Scan the material below for the string "kinesis", and copy every line where it shows up.
╭─ Dataset entries
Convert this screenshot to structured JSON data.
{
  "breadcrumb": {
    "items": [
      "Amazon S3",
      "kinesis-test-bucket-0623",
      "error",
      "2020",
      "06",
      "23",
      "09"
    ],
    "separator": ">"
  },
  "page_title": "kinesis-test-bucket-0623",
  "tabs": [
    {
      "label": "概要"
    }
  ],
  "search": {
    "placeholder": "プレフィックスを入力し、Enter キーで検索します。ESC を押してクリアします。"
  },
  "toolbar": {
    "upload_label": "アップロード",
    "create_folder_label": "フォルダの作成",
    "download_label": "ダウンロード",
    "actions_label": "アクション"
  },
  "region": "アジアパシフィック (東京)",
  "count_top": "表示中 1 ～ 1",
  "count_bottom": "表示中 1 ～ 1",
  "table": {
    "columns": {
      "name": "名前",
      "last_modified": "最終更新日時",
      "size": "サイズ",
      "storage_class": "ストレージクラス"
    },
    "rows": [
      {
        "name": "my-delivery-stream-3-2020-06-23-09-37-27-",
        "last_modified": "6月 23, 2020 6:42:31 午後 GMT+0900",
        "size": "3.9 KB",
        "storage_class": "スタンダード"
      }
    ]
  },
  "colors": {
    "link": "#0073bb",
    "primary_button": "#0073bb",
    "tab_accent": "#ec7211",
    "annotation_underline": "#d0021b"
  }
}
╰─
## Task response
      "kinesis-test-bucket-0623",
  "page_title": "kinesis-test-bucket-0623",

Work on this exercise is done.